Selection |
Skip to main content
In this tutorial, you’ll build a Serverless endpoint that streams data back to your client using WebSocket-style streaming. This approach works well for workloads that process data incrementally—like image processing or text generation—where you want to return partial results as they become available. You’ll create a handler that simulates chunked image processing, deploy it to Runpod Serverless, and build a Python client that receives streamed responses in real time.

What you’ll learn

  • Create a streaming handler function that yields incremental results.
  • Deploy a custom worker with streaming enabled.
  • Send requests to your endpoint and receive streamed responses.
  • Process and display streaming output in a Python client.

Requirements

Before starting, you’ll need:
  • A Runpod account with credits.
  • A Runpod API key.
  • Python 3.9+ installed locally.
  • Docker installed and configured.
  • A Docker Hub account for pushing your worker image.

Step 1: Set up your development environment

Create a project directory and set up a Python virtual environment:
mkdir runpod-base64-stream
cd runpod-base64-stream
python -m venv venv
source venv/bin/activate
pip install runpod Pillow

Step 2: Create a streaming handler function

Create a file named handler.py with the following code:
handler.py
import runpod
import base64
import io
from PIL import Image
import time

def process_image_chunk(chunk_data, chunk_number, total_chunks):
    """
    Simulate processing a chunk of image data.
    In a real application, you might do actual image processing here.
    """
    return {
        "chunk_number": chunk_number,
        "chunk_size": len(chunk_data),
        "processed_at": time.strftime("%H:%M:%S")
    }

def generator_handler(job):
    """
    Handler that processes a base64 encoded image in chunks and streams results.
    """
    job_input = job["input"]

    # Get the base64 string from input
    base64_string = job_input.get("base64_image")
    if not base64_string:
        yield {"error": "No base64_image provided in input"}
        return

    try:
        # Decode base64 string
        image_data = base64.b64decode(base64_string)

        # Open image to validate and get info
        image = Image.open(io.BytesIO(image_data))

Data records |

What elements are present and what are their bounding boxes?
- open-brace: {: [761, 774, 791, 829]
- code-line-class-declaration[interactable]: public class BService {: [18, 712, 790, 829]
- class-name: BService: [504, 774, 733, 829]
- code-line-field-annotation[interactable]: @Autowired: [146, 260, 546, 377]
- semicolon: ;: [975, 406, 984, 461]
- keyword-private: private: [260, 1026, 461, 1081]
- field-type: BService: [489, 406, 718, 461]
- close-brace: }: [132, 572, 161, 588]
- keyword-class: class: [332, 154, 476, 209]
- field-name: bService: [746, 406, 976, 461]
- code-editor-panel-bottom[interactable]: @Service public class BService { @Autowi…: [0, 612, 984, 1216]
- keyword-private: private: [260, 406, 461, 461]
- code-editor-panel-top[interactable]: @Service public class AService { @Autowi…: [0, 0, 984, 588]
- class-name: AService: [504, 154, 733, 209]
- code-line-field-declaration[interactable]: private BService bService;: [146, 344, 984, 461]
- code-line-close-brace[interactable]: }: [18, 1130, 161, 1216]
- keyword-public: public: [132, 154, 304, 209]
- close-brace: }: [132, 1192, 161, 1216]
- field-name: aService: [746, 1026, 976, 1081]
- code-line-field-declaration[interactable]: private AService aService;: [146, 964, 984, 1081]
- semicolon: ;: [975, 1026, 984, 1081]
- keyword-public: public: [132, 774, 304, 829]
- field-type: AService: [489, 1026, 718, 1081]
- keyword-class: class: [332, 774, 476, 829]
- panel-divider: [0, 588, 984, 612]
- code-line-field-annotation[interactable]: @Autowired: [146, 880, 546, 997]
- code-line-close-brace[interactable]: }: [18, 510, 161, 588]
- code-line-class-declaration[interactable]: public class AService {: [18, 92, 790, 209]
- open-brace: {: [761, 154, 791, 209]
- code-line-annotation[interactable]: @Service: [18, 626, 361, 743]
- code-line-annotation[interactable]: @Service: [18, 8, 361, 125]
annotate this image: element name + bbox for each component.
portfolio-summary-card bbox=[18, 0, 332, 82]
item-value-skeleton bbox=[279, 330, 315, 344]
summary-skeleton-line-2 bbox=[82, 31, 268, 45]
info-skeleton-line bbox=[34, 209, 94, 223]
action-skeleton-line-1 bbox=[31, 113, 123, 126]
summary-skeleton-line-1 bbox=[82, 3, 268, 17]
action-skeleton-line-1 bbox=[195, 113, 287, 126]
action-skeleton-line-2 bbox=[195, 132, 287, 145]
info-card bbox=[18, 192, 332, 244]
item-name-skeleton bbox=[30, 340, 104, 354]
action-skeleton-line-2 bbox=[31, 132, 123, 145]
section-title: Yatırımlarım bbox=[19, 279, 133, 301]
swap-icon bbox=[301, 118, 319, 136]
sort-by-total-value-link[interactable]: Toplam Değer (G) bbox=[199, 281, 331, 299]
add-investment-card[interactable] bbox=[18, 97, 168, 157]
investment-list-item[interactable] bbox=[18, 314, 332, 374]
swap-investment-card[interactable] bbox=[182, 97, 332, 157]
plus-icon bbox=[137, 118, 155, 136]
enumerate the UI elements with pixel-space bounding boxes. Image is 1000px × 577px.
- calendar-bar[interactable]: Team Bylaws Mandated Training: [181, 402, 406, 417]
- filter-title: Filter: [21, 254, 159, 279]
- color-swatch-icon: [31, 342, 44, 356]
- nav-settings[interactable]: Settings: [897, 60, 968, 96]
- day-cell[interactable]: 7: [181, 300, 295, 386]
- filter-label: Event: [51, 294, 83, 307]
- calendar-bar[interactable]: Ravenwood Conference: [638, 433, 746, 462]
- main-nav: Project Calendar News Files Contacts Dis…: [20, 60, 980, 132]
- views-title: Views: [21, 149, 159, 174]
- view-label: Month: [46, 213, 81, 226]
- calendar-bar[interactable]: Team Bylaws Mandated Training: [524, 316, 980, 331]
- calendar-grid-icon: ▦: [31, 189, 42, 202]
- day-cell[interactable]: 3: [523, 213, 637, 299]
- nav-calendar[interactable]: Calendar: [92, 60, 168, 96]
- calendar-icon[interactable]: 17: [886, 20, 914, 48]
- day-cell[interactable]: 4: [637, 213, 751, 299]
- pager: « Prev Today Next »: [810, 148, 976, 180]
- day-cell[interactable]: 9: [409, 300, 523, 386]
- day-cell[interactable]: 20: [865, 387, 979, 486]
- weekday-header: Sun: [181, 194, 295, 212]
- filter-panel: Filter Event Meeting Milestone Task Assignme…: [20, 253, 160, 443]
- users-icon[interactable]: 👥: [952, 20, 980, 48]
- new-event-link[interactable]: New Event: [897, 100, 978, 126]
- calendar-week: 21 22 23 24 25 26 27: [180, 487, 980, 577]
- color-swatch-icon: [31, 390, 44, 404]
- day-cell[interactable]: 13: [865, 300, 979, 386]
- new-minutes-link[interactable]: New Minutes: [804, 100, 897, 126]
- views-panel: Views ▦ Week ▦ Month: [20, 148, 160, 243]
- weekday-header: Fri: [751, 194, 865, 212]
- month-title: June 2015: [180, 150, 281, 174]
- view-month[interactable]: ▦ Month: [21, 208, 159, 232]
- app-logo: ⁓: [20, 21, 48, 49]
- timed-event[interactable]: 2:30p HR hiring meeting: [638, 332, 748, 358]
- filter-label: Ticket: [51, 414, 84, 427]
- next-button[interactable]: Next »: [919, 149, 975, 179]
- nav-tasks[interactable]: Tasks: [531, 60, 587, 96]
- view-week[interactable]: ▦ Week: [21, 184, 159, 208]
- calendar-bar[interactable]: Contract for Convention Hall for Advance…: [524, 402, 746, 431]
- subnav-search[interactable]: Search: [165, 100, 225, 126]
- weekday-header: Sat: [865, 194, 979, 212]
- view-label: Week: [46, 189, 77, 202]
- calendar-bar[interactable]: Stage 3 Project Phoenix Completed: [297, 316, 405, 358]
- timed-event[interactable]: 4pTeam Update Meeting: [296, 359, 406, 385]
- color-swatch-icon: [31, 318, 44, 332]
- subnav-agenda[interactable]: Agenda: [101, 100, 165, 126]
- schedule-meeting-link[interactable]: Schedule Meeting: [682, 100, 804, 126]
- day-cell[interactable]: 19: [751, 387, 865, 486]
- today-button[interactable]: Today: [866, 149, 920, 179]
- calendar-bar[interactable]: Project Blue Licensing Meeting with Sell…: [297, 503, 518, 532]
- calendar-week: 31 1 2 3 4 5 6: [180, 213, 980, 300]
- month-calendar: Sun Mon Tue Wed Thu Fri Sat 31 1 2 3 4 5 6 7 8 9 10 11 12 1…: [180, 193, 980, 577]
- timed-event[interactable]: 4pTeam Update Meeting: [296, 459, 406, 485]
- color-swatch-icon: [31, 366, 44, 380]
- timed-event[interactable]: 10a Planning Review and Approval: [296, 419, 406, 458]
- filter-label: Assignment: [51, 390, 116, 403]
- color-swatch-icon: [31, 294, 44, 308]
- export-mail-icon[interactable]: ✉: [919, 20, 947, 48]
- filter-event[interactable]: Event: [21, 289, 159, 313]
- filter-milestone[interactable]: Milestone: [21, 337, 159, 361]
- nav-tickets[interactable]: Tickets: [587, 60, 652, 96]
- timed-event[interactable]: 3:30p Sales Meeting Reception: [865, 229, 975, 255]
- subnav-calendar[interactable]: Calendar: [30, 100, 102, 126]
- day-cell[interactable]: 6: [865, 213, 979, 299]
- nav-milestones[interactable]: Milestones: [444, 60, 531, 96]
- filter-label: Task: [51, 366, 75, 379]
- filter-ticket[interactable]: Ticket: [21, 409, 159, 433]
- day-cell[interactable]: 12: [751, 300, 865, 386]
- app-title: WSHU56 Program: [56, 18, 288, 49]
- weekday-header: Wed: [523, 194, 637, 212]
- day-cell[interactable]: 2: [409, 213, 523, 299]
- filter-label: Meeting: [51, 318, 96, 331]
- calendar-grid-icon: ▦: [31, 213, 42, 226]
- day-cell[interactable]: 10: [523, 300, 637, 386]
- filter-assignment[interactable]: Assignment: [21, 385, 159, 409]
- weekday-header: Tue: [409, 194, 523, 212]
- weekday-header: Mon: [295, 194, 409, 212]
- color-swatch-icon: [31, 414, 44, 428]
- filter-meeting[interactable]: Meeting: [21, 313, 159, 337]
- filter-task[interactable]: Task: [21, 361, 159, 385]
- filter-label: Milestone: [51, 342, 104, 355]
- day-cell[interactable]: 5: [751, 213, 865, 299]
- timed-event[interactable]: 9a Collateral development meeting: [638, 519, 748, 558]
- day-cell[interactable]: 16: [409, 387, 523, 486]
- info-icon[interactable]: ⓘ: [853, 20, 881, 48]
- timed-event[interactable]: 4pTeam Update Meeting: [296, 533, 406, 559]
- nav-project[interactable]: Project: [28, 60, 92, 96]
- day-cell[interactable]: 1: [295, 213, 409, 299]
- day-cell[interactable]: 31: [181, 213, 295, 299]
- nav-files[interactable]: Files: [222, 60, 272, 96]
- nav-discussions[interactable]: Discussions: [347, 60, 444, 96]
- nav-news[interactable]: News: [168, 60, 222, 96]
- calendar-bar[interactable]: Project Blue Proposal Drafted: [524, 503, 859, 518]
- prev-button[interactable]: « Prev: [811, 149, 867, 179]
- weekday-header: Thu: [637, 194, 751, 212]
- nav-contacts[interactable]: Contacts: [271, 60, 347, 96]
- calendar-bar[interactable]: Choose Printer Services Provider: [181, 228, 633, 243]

Problem set |
#1 List every requirement the streaming tutorial gives under "Before starting, you'll need:".
#2 Retype the streaming tutorial from "What you’ll learn" up to and including "a Python client.".

Responses per task |
#1
- A Runpod account with credits.
- A Runpod API key.
- Python 3.9+ installed locally.
- Docker installed and configured.
- A Docker Hub account for pushing your worker image.

#2
What you’ll learn

  • Create a streaming handler function that yields incremental results.
  • Deploy a custom worker with streaming enabled.
  • Send requests to your endpoint and receive streamed responses.
  • Process and display streaming output in a Python client.